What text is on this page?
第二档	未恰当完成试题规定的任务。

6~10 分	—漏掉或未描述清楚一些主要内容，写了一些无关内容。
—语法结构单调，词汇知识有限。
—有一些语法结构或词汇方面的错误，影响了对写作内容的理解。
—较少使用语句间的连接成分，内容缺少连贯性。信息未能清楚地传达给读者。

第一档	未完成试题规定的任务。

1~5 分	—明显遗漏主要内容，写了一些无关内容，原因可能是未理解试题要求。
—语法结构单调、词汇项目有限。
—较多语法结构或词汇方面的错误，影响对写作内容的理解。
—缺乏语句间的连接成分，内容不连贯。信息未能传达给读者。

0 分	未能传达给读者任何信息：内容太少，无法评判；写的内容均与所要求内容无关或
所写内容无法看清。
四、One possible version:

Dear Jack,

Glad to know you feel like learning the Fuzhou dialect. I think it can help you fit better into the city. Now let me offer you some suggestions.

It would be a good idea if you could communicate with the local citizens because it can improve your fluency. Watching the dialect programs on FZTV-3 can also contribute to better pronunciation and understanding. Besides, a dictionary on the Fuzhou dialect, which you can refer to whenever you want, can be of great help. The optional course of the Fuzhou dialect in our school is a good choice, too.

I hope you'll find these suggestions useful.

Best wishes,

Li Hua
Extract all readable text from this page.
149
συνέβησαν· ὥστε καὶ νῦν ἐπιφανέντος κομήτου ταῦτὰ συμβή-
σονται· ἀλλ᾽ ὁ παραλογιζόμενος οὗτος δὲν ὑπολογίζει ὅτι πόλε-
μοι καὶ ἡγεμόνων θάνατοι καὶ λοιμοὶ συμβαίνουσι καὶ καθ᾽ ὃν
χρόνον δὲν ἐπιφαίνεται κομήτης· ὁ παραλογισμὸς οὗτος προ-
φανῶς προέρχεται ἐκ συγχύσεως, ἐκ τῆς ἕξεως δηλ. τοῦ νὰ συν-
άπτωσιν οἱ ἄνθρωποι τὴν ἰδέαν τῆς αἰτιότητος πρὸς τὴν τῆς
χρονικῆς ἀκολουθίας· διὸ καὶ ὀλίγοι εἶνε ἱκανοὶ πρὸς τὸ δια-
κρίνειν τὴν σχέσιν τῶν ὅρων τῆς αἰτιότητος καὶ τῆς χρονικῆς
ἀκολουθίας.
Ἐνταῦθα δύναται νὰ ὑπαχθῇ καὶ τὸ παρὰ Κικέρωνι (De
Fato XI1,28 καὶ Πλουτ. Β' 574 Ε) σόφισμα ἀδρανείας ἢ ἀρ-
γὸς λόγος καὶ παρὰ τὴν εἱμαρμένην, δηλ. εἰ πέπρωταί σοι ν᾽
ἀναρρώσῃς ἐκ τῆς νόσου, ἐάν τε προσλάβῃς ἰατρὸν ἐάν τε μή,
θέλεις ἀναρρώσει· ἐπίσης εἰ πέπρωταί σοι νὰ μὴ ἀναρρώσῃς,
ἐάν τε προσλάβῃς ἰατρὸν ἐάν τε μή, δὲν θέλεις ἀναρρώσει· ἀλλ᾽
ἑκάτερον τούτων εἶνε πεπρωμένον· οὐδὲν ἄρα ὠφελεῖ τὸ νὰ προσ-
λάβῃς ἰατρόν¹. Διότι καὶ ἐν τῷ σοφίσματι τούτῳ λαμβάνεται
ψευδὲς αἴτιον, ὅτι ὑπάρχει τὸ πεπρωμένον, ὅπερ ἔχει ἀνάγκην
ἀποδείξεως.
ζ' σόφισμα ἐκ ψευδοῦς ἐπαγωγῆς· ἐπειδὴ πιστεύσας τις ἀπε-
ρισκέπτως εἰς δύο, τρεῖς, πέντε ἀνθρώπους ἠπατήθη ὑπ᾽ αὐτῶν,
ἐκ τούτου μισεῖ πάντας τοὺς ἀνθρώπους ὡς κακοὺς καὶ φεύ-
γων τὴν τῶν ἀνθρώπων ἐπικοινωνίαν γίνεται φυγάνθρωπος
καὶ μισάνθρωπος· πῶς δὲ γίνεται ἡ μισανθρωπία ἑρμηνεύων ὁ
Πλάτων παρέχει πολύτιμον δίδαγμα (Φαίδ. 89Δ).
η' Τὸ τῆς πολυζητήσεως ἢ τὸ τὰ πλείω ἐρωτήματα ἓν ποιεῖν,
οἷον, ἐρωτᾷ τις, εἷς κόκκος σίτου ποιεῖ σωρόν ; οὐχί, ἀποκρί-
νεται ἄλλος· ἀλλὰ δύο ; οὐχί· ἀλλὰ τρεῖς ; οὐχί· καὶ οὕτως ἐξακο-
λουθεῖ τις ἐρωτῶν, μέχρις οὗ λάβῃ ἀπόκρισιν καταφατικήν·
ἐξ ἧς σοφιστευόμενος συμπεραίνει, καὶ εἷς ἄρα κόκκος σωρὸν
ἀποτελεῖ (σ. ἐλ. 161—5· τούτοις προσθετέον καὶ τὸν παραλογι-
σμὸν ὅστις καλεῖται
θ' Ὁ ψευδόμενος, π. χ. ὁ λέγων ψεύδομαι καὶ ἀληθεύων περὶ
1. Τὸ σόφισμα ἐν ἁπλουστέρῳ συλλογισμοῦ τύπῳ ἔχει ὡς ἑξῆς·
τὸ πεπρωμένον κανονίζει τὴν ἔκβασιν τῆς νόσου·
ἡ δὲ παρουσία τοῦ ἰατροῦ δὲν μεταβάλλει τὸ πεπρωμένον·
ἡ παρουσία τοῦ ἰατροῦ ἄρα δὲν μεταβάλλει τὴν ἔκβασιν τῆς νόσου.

# # # #

## THE EXERCISE
Output the records above in their entirety, exactly.

## OUTPUT FOR THIS TASK
What text is on this page?
第二档	未恰当完成试题规定的任务。

6~10 分	—漏掉或未描述清楚一些主要内容，写了一些无关内容。
—语法结构单调，词汇知识有限。
—有一些语法结构或词汇方面的错误，影响了对写作内容的理解。
—较少使用语句间的连接成分，内容缺少连贯性。信息未能清楚地传达给读者。

第一档	未完成试题规定的任务。

1~5 分	—明显遗漏主要内容，写了一些无关内容，原因可能是未理解试题要求。
—语法结构单调、词汇项目有限。
—较多语法结构或词汇方面的错误，影响对写作内容的理解。
—缺乏语句间的连接成分，内容不连贯。信息未能传达给读者。

0 分	未能传达给读者任何信息：内容太少，无法评判；写的内容均与所要求内容无关或
所写内容无法看清。
四、One possible version:

Dear Jack,

Glad to know you feel like learning the Fuzhou dialect. I think it can help you fit better into the city. Now let me offer you some suggestions.

It would be a good idea if you could communicate with the local citizens because it can improve your fluency. Watching the dialect programs on FZTV-3 can also contribute to better pronunciation and understanding. Besides, a dictionary on the Fuzhou dialect, which you can refer to whenever you want, can be of great help. The optional course of the Fuzhou dialect in our school is a good choice, too.

I hope you'll find these suggestions useful.

Best wishes,

Li Hua
Extract all readable text from this page.
149
συνέβησαν· ὥστε καὶ νῦν ἐπιφανέντος κομήτου ταῦτὰ συμβή-
σονται· ἀλλ᾽ ὁ παραλογιζόμενος οὗτος δὲν ὑπολογίζει ὅτι πόλε-
μοι καὶ ἡγεμόνων θάνατοι καὶ λοιμοὶ συμβαίνουσι καὶ καθ᾽ ὃν
χρόνον δὲν ἐπιφαίνεται κομήτης· ὁ παραλογισμὸς οὗτος προ-
φανῶς προέρχεται ἐκ συγχύσεως, ἐκ τῆς ἕξεως δηλ. τοῦ νὰ συν-
άπτωσιν οἱ ἄνθρωποι τὴν ἰδέαν τῆς αἰτιότητος πρὸς τὴν τῆς
χρονικῆς ἀκολουθίας· διὸ καὶ ὀλίγοι εἶνε ἱκανοὶ πρὸς τὸ δια-
κρίνειν τὴν σχέσιν τῶν ὅρων τῆς αἰτιότητος καὶ τῆς χρονικῆς
ἀκολουθίας.
Ἐνταῦθα δύναται νὰ ὑπαχθῇ καὶ τὸ παρὰ Κικέρωνι (De
Fato XI1,28 καὶ Πλουτ. Β' 574 Ε) σόφισμα ἀδρανείας ἢ ἀρ-
γὸς λόγος καὶ παρὰ τὴν εἱμαρμένην, δηλ. εἰ πέπρωταί σοι ν᾽
ἀναρρώσῃς ἐκ τῆς νόσου, ἐάν τε προσλάβῃς ἰατρὸν ἐάν τε μή,
θέλεις ἀναρρώσει· ἐπίσης εἰ πέπρωταί σοι νὰ μὴ ἀναρρώσῃς,
ἐάν τε προσλάβῃς ἰατρὸν ἐάν τε μή, δὲν θέλεις ἀναρρώσει· ἀλλ᾽
ἑκάτερον τούτων εἶνε πεπρωμένον· οὐδὲν ἄρα ὠφελεῖ τὸ νὰ προσ-
λάβῃς ἰατρόν¹. Διότι καὶ ἐν τῷ σοφίσματι τούτῳ λαμβάνεται
ψευδὲς αἴτιον, ὅτι ὑπάρχει τὸ πεπρωμένον, ὅπερ ἔχει ἀνάγκην
ἀποδείξεως.
ζ' σόφισμα ἐκ ψευδοῦς ἐπαγωγῆς· ἐπειδὴ πιστεύσας τις ἀπε-
ρισκέπτως εἰς δύο, τρεῖς, πέντε ἀνθρώπους ἠπατήθη ὑπ᾽ αὐτῶν,
ἐκ τούτου μισεῖ πάντας τοὺς ἀνθρώπους ὡς κακοὺς καὶ φεύ-
γων τὴν τῶν ἀνθρώπων ἐπικοινωνίαν γίνεται φυγάνθρωπος
καὶ μισάνθρωπος· πῶς δὲ γίνεται ἡ μισανθρωπία ἑρμηνεύων ὁ
Πλάτων παρέχει πολύτιμον δίδαγμα (Φαίδ. 89Δ).
η' Τὸ τῆς πολυζητήσεως ἢ τὸ τὰ πλείω ἐρωτήματα ἓν ποιεῖν,
οἷον, ἐρωτᾷ τις, εἷς κόκκος σίτου ποιεῖ σωρόν ; οὐχί, ἀποκρί-
νεται ἄλλος· ἀλλὰ δύο ; οὐχί· ἀλλὰ τρεῖς ; οὐχί· καὶ οὕτως ἐξακο-
λουθεῖ τις ἐρωτῶν, μέχρις οὗ λάβῃ ἀπόκρισιν καταφατικήν·
ἐξ ἧς σοφιστευόμενος συμπεραίνει, καὶ εἷς ἄρα κόκκος σωρὸν
ἀποτελεῖ (σ. ἐλ. 161—5· τούτοις προσθετέον καὶ τὸν παραλογι-
σμὸν ὅστις καλεῖται
θ' Ὁ ψευδόμενος, π. χ. ὁ λέγων ψεύδομαι καὶ ἀληθεύων περὶ
1. Τὸ σόφισμα ἐν ἁπλουστέρῳ συλλογισμοῦ τύπῳ ἔχει ὡς ἑξῆς·
τὸ πεπρωμένον κανονίζει τὴν ἔκβασιν τῆς νόσου·
ἡ δὲ παρουσία τοῦ ἰατροῦ δὲν μεταβάλλει τὸ πεπρωμένον·
ἡ παρουσία τοῦ ἰατροῦ ἄρα δὲν μεταβάλλει τὴν ἔκβασιν τῆς νόσου.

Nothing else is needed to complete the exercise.